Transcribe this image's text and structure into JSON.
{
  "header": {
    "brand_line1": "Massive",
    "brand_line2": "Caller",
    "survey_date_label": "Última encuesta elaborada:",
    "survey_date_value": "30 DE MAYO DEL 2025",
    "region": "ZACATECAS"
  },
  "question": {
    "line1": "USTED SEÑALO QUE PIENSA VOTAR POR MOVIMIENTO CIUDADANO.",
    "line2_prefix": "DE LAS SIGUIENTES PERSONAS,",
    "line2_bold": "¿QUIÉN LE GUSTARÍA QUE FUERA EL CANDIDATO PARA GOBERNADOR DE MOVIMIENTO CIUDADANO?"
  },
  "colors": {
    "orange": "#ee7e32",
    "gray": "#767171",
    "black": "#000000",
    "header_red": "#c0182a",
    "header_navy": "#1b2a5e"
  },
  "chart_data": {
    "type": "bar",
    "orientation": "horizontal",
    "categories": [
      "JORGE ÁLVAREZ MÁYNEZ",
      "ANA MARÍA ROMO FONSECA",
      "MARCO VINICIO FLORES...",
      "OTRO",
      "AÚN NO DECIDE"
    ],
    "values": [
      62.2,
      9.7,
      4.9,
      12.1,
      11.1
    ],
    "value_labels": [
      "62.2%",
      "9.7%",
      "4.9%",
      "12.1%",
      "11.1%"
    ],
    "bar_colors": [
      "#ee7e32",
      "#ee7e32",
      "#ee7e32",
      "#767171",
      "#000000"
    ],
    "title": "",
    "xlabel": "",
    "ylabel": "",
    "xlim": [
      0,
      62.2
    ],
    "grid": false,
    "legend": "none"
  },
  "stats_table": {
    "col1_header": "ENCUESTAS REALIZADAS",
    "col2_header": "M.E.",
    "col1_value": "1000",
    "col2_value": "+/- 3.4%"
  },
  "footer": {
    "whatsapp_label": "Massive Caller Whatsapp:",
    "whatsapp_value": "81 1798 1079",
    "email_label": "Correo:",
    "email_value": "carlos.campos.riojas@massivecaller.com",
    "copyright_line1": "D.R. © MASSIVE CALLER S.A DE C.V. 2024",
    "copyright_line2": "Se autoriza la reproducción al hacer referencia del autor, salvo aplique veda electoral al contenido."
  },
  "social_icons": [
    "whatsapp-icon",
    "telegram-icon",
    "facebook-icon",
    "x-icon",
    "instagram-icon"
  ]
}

****

Every entry in the listing must be retyped exactly.

=== Output ===
Transcribe this image's text and structure into JSON.
{
  "header": {
    "brand_line1": "Massive",
    "brand_line2": "Caller",
    "survey_date_label": "Última encuesta elaborada:",
    "survey_date_value": "30 DE MAYO DEL 2025",
    "region": "ZACATECAS"
  },
  "question": {
    "line1": "USTED SEÑALO QUE PIENSA VOTAR POR MOVIMIENTO CIUDADANO.",
    "line2_prefix": "DE LAS SIGUIENTES PERSONAS,",
    "line2_bold": "¿QUIÉN LE GUSTARÍA QUE FUERA EL CANDIDATO PARA GOBERNADOR DE MOVIMIENTO CIUDADANO?"
  },
  "colors": {
    "orange": "#ee7e32",
    "gray": "#767171",
    "black": "#000000",
    "header_red": "#c0182a",
    "header_navy": "#1b2a5e"
  },
  "chart_data": {
    "type": "bar",
    "orientation": "horizontal",
    "categories": [
      "JORGE ÁLVAREZ MÁYNEZ",
      "ANA MARÍA ROMO FONSECA",
      "MARCO VINICIO FLORES...",
      "OTRO",
      "AÚN NO DECIDE"
    ],
    "values": [
      62.2,
      9.7,
      4.9,
      12.1,
      11.1
    ],
    "value_labels": [
      "62.2%",
      "9.7%",
      "4.9%",
      "12.1%",
      "11.1%"
    ],
    "bar_colors": [
      "#ee7e32",
      "#ee7e32",
      "#ee7e32",
      "#767171",
      "#000000"
    ],
    "title": "",
    "xlabel": "",
    "ylabel": "",
    "xlim": [
      0,
      62.2
    ],
    "grid": false,
    "legend": "none"
  },
  "stats_table": {
    "col1_header": "ENCUESTAS REALIZADAS",
    "col2_header": "M.E.",
    "col1_value": "1000",
    "col2_value": "+/- 3.4%"
  },
  "footer": {
    "whatsapp_label": "Massive Caller Whatsapp:",
    "whatsapp_value": "81 1798 1079",
    "email_label": "Correo:",
    "email_value": "carlos.campos.riojas@massivecaller.com",
    "copyright_line1": "D.R. © MASSIVE CALLER S.A DE C.V. 2024",
    "copyright_line2": "Se autoriza la reproducción al hacer referencia del autor, salvo aplique veda electoral al contenido."
  },
  "social_icons": [
    "whatsapp-icon",
    "telegram-icon",
    "facebook-icon",
    "x-icon",
    "instagram-icon"
  ]
}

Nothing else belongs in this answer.